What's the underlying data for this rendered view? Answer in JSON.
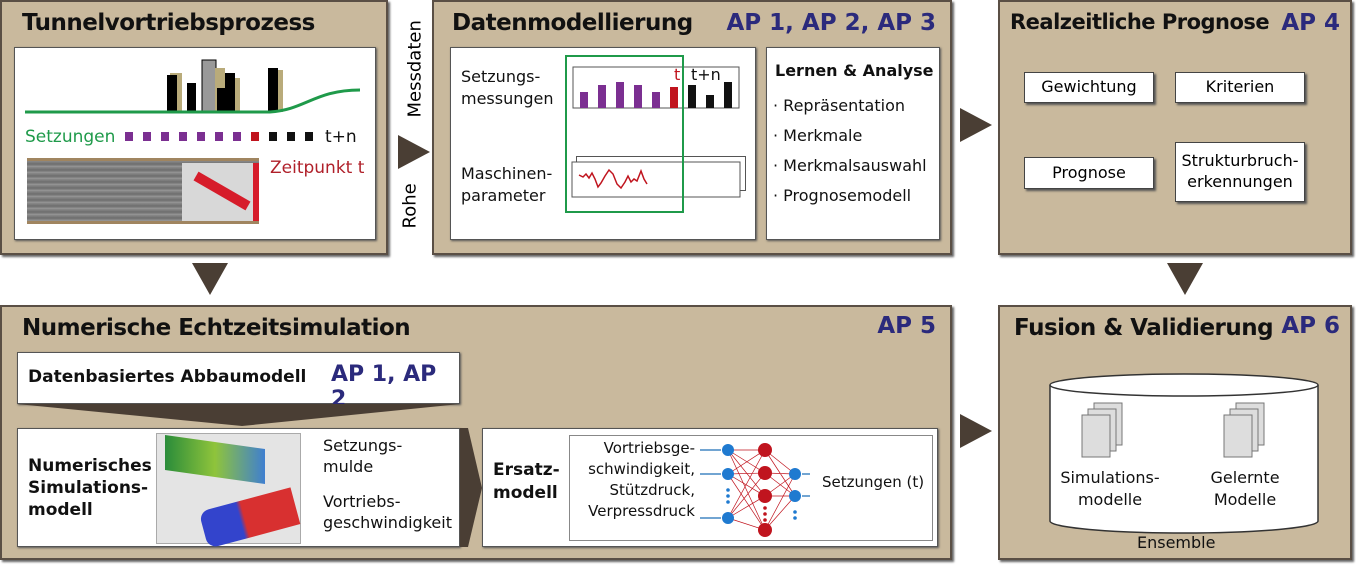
{
  "colors": {
    "panel": "#c9b99d",
    "ap": "#2b2a7c",
    "green": "#1f9a4a",
    "purple": "#7b2f91",
    "red": "#c0141e",
    "arrow": "#4a3e34"
  },
  "tunnel": {
    "title": "Tunnelvortriebsprozess",
    "setzungen": "Setzungen",
    "t_plus_n": "t+n",
    "zeitpunkt": "Zeitpunkt t"
  },
  "connector": {
    "rohe": "Rohe",
    "messdaten": "Messdaten"
  },
  "daten": {
    "title": "Datenmodellierung",
    "ap": "AP 1, AP 2, AP 3",
    "setzungs": "Setzungs-",
    "messungen": "messungen",
    "t": "t",
    "t_plus_n": "t+n",
    "maschinen": "Maschinen-",
    "parameter": "parameter",
    "lernen_title": "Lernen & Analyse",
    "lernen_items": [
      "· Repräsentation",
      "· Merkmale",
      "· Merkmalsauswahl",
      "· Prognosemodell"
    ]
  },
  "prognose": {
    "title": "Realzeitliche Prognose",
    "ap": "AP 4",
    "gewichtung": "Gewichtung",
    "kriterien": "Kriterien",
    "prognose": "Prognose",
    "struktur1": "Strukturbruch-",
    "struktur2": "erkennungen"
  },
  "numerisch": {
    "title": "Numerische Echtzeitsimulation",
    "ap": "AP 5",
    "abbau": "Datenbasiertes Abbaumodell",
    "abbau_ap": "AP 1, AP 2",
    "sim1": "Numerisches",
    "sim2": "Simulations-",
    "sim3": "modell",
    "mulde1": "Setzungs-",
    "mulde2": "mulde",
    "vor1": "Vortriebs-",
    "vor2": "geschwindigkeit",
    "ersatz1": "Ersatz-",
    "ersatz2": "modell",
    "in1": "Vortriebsge-",
    "in2": "schwindigkeit,",
    "in3": "Stützdruck,",
    "in4": "Verpressdruck",
    "out": "Setzungen (t)"
  },
  "fusion": {
    "title": "Fusion & Validierung",
    "ap": "AP 6",
    "sim1": "Simulations-",
    "sim2": "modelle",
    "gel1": "Gelernte",
    "gel2": "Modelle",
    "ensemble": "Ensemble"
  }
}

________________

_PROBLEM STATEMENT_
Copy out each record shown above without alteration, skipping any picture.

_SOLUTION FOR THIS EXERCISE_
What's the underlying data for this rendered view? Answer in JSON.
{
  "colors": {
    "panel": "#c9b99d",
    "ap": "#2b2a7c",
    "green": "#1f9a4a",
    "purple": "#7b2f91",
    "red": "#c0141e",
    "arrow": "#4a3e34"
  },
  "tunnel": {
    "title": "Tunnelvortriebsprozess",
    "setzungen": "Setzungen",
    "t_plus_n": "t+n",
    "zeitpunkt": "Zeitpunkt t"
  },
  "connector": {
    "rohe": "Rohe",
    "messdaten": "Messdaten"
  },
  "daten": {
    "title": "Datenmodellierung",
    "ap": "AP 1, AP 2, AP 3",
    "setzungs": "Setzungs-",
    "messungen": "messungen",
    "t": "t",
    "t_plus_n": "t+n",
    "maschinen": "Maschinen-",
    "parameter": "parameter",
    "lernen_title": "Lernen & Analyse",
    "lernen_items": [
      "· Repräsentation",
      "· Merkmale",
      "· Merkmalsauswahl",
      "· Prognosemodell"
    ]
  },
  "prognose": {
    "title": "Realzeitliche Prognose",
    "ap": "AP 4",
    "gewichtung": "Gewichtung",
    "kriterien": "Kriterien",
    "prognose": "Prognose",
    "struktur1": "Strukturbruch-",
    "struktur2": "erkennungen"
  },
  "numerisch": {
    "title": "Numerische Echtzeitsimulation",
    "ap": "AP 5",
    "abbau": "Datenbasiertes Abbaumodell",
    "abbau_ap": "AP 1, AP 2",
    "sim1": "Numerisches",
    "sim2": "Simulations-",
    "sim3": "modell",
    "mulde1": "Setzungs-",
    "mulde2": "mulde",
    "vor1": "Vortriebs-",
    "vor2": "geschwindigkeit",
    "ersatz1": "Ersatz-",
    "ersatz2": "modell",
    "in1": "Vortriebsge-",
    "in2": "schwindigkeit,",
    "in3": "Stützdruck,",
    "in4": "Verpressdruck",
    "out": "Setzungen (t)"
  },
  "fusion": {
    "title": "Fusion & Validierung",
    "ap": "AP 6",
    "sim1": "Simulations-",
    "sim2": "modelle",
    "gel1": "Gelernte",
    "gel2": "Modelle",
    "ensemble": "Ensemble"
  }
}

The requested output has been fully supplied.